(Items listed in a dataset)
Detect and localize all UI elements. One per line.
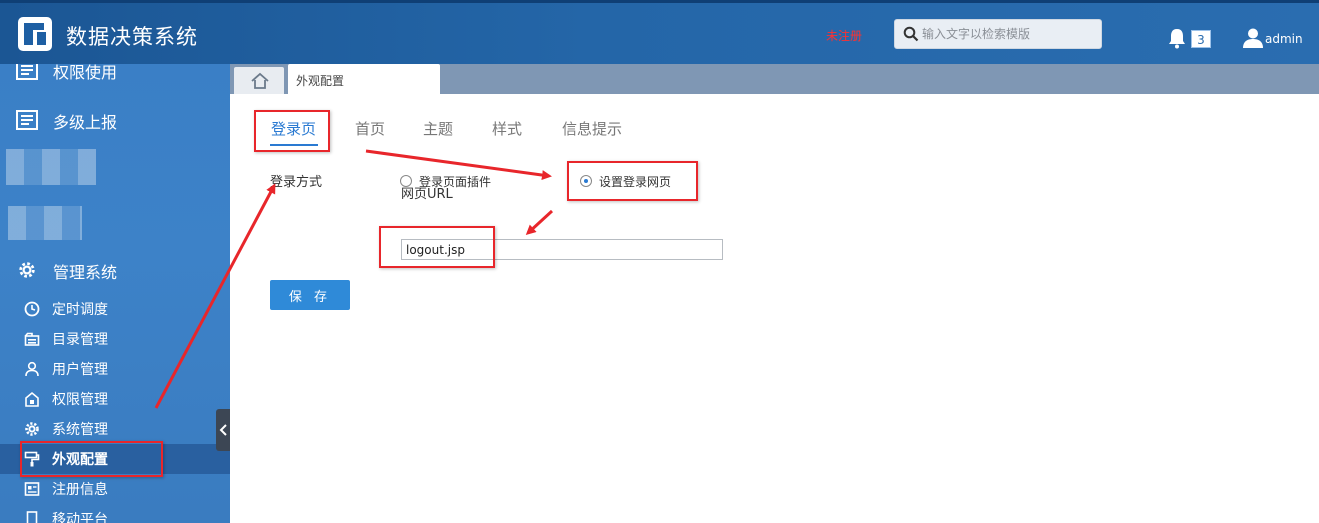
paint-roller-icon xyxy=(24,451,40,467)
sidebar-group-management[interactable]: 管理系统 xyxy=(0,250,230,290)
sidebar-group-label: 权限使用 xyxy=(53,64,118,82)
tab-info-tips[interactable]: 信息提示 xyxy=(562,118,622,139)
user-icon xyxy=(25,361,39,377)
blurred-item xyxy=(8,206,82,240)
blurred-item xyxy=(6,149,96,185)
app-logo-icon xyxy=(18,17,52,51)
page-tab-bar: 外观配置 xyxy=(230,64,1319,94)
sidebar: 权限使用 多级上报 管理系统 定时调度 目录管理 用户管理 权限管理 系统管理 … xyxy=(0,64,230,523)
lock-icon xyxy=(25,391,39,407)
register-icon xyxy=(24,482,40,496)
url-label: 网页URL xyxy=(401,187,453,202)
top-header: 数据决策系统 未注册 3 admin xyxy=(0,0,1319,64)
document-list-icon xyxy=(16,110,38,130)
tab-theme[interactable]: 主题 xyxy=(423,118,453,139)
sidebar-group-label: 管理系统 xyxy=(53,263,118,282)
bell-icon[interactable] xyxy=(1167,27,1187,49)
sidebar-item-label: 定时调度 xyxy=(52,302,108,318)
url-input[interactable] xyxy=(401,239,723,260)
folder-icon xyxy=(24,332,40,346)
sidebar-item-directory[interactable]: 目录管理 xyxy=(0,324,230,354)
sidebar-item-label: 外观配置 xyxy=(52,452,108,468)
home-icon[interactable] xyxy=(250,72,270,90)
sidebar-item-label: 权限管理 xyxy=(52,392,108,408)
main-content: 登录页 首页 主题 样式 信息提示 登录方式 登录页面插件 设置登录网页 网页U… xyxy=(230,94,1319,523)
sidebar-item-schedule[interactable]: 定时调度 xyxy=(0,294,230,324)
sidebar-group-label: 多级上报 xyxy=(53,113,118,132)
sidebar-item-label: 系统管理 xyxy=(52,422,108,438)
gear-icon xyxy=(19,262,35,278)
sidebar-item-system[interactable]: 系统管理 xyxy=(0,414,230,444)
search-icon[interactable] xyxy=(903,26,919,42)
sidebar-item-users[interactable]: 用户管理 xyxy=(0,354,230,384)
sidebar-item-register[interactable]: 注册信息 xyxy=(0,474,230,504)
save-button[interactable]: 保 存 xyxy=(270,280,350,310)
sidebar-group-permission-use[interactable]: 权限使用 xyxy=(0,64,230,90)
chevron-left-icon[interactable] xyxy=(218,423,228,437)
page-tab-label: 外观配置 xyxy=(296,74,345,88)
mobile-icon xyxy=(26,511,38,523)
gear-icon xyxy=(25,422,39,436)
sidebar-item-label: 注册信息 xyxy=(52,482,108,498)
home-tab[interactable] xyxy=(234,67,284,94)
login-method-label: 登录方式 xyxy=(270,175,323,190)
search-input[interactable] xyxy=(922,24,1097,44)
sidebar-item-label: 用户管理 xyxy=(52,362,108,378)
sidebar-item-permissions[interactable]: 权限管理 xyxy=(0,384,230,414)
tab-login-page[interactable]: 登录页 xyxy=(271,118,316,139)
sidebar-collapse-button[interactable] xyxy=(216,409,230,451)
sidebar-item-mobile[interactable]: 移动平台 xyxy=(0,504,230,523)
unregistered-badge[interactable]: 未注册 xyxy=(826,27,862,44)
radio-set-login-page[interactable] xyxy=(580,175,592,187)
document-list-icon xyxy=(16,64,38,80)
notification-count[interactable]: 3 xyxy=(1191,30,1211,48)
tab-home[interactable]: 首页 xyxy=(355,118,385,139)
username[interactable]: admin xyxy=(1265,32,1303,46)
clock-icon xyxy=(24,301,40,317)
sidebar-item-label: 目录管理 xyxy=(52,332,108,348)
sidebar-group-multi-report[interactable]: 多级上报 xyxy=(0,100,230,140)
tab-appearance-config[interactable]: 外观配置 xyxy=(288,64,440,94)
radio-set-login-page-label[interactable]: 设置登录网页 xyxy=(599,173,671,190)
user-avatar-icon[interactable] xyxy=(1242,27,1264,49)
sidebar-item-label: 移动平台 xyxy=(52,512,108,523)
sidebar-item-appearance[interactable]: 外观配置 xyxy=(0,444,230,474)
tab-style[interactable]: 样式 xyxy=(492,118,522,139)
app-title: 数据决策系统 xyxy=(66,25,198,49)
template-search[interactable] xyxy=(894,19,1102,49)
active-tab-indicator xyxy=(270,144,318,146)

PROBLEM TO WORK ON: Can you repeat every line of the entries above exactly, leaving out the picture?

WORKED ANSWER:
Detect and localize all UI elements. One per line.
paint-roller-icon xyxy=(24,451,40,467)
sidebar-group-management[interactable]: 管理系统 xyxy=(0,250,230,290)
sidebar-group-label: 权限使用 xyxy=(53,64,118,82)
tab-info-tips[interactable]: 信息提示 xyxy=(562,118,622,139)
user-icon xyxy=(25,361,39,377)
blurred-item xyxy=(8,206,82,240)
blurred-item xyxy=(6,149,96,185)
app-logo-icon xyxy=(18,17,52,51)
page-tab-bar: 外观配置 xyxy=(230,64,1319,94)
sidebar: 权限使用 多级上报 管理系统 定时调度 目录管理 用户管理 权限管理 系统管理 … xyxy=(0,64,230,523)
lock-icon xyxy=(25,391,39,407)
register-icon xyxy=(24,482,40,496)
url-label: 网页URL xyxy=(401,187,453,202)
top-header: 数据决策系统 未注册 3 admin xyxy=(0,0,1319,64)
document-list-icon xyxy=(16,110,38,130)
tab-theme[interactable]: 主题 xyxy=(423,118,453,139)
sidebar-group-label: 管理系统 xyxy=(53,263,118,282)
bell-icon[interactable] xyxy=(1167,27,1187,49)
sidebar-item-label: 定时调度 xyxy=(52,302,108,318)
url-input[interactable] xyxy=(401,239,723,260)
folder-icon xyxy=(24,332,40,346)
sidebar-item-directory[interactable]: 目录管理 xyxy=(0,324,230,354)
sidebar-item-label: 外观配置 xyxy=(52,452,108,468)
home-icon[interactable] xyxy=(250,72,270,90)
sidebar-item-label: 权限管理 xyxy=(52,392,108,408)
main-content: 登录页 首页 主题 样式 信息提示 登录方式 登录页面插件 设置登录网页 网页U… xyxy=(230,94,1319,523)
sidebar-item-schedule[interactable]: 定时调度 xyxy=(0,294,230,324)
sidebar-group-label: 多级上报 xyxy=(53,113,118,132)
sidebar-item-label: 系统管理 xyxy=(52,422,108,438)
gear-icon xyxy=(19,262,35,278)
sidebar-item-system[interactable]: 系统管理 xyxy=(0,414,230,444)
search-icon[interactable] xyxy=(903,26,919,42)
sidebar-item-users[interactable]: 用户管理 xyxy=(0,354,230,384)
sidebar-item-register[interactable]: 注册信息 xyxy=(0,474,230,504)
save-button[interactable]: 保 存 xyxy=(270,280,350,310)
sidebar-group-permission-use[interactable]: 权限使用 xyxy=(0,64,230,90)
chevron-left-icon[interactable] xyxy=(218,423,228,437)
page-tab-label: 外观配置 xyxy=(296,74,345,88)
mobile-icon xyxy=(26,511,38,523)
gear-icon xyxy=(25,422,39,436)
sidebar-item-label: 注册信息 xyxy=(52,482,108,498)
home-tab[interactable] xyxy=(234,67,284,94)
login-method-label: 登录方式 xyxy=(270,175,323,190)
search-input[interactable] xyxy=(922,24,1097,44)
sidebar-item-label: 用户管理 xyxy=(52,362,108,378)
sidebar-item-permissions[interactable]: 权限管理 xyxy=(0,384,230,414)
tab-login-page[interactable]: 登录页 xyxy=(271,118,316,139)
sidebar-collapse-button[interactable] xyxy=(216,409,230,451)
sidebar-item-mobile[interactable]: 移动平台 xyxy=(0,504,230,523)
unregistered-badge[interactable]: 未注册 xyxy=(826,27,862,44)
radio-set-login-page[interactable] xyxy=(580,175,592,187)
document-list-icon xyxy=(16,64,38,80)
notification-count[interactable]: 3 xyxy=(1191,30,1211,48)
tab-home[interactable]: 首页 xyxy=(355,118,385,139)
username[interactable]: admin xyxy=(1265,32,1303,46)
clock-icon xyxy=(24,301,40,317)
sidebar-item-label: 目录管理 xyxy=(52,332,108,348)
sidebar-group-multi-report[interactable]: 多级上报 xyxy=(0,100,230,140)
tab-appearance-config[interactable]: 外观配置 xyxy=(288,64,440,94)
radio-set-login-page-label[interactable]: 设置登录网页 xyxy=(599,173,671,190)
user-avatar-icon[interactable] xyxy=(1242,27,1264,49)
sidebar-item-label: 移动平台 xyxy=(52,512,108,523)
sidebar-item-appearance[interactable]: 外观配置 xyxy=(0,444,230,474)
tab-style[interactable]: 样式 xyxy=(492,118,522,139)
app-title: 数据决策系统 xyxy=(66,25,198,49)
template-search[interactable] xyxy=(894,19,1102,49)
active-tab-indicator xyxy=(270,144,318,146)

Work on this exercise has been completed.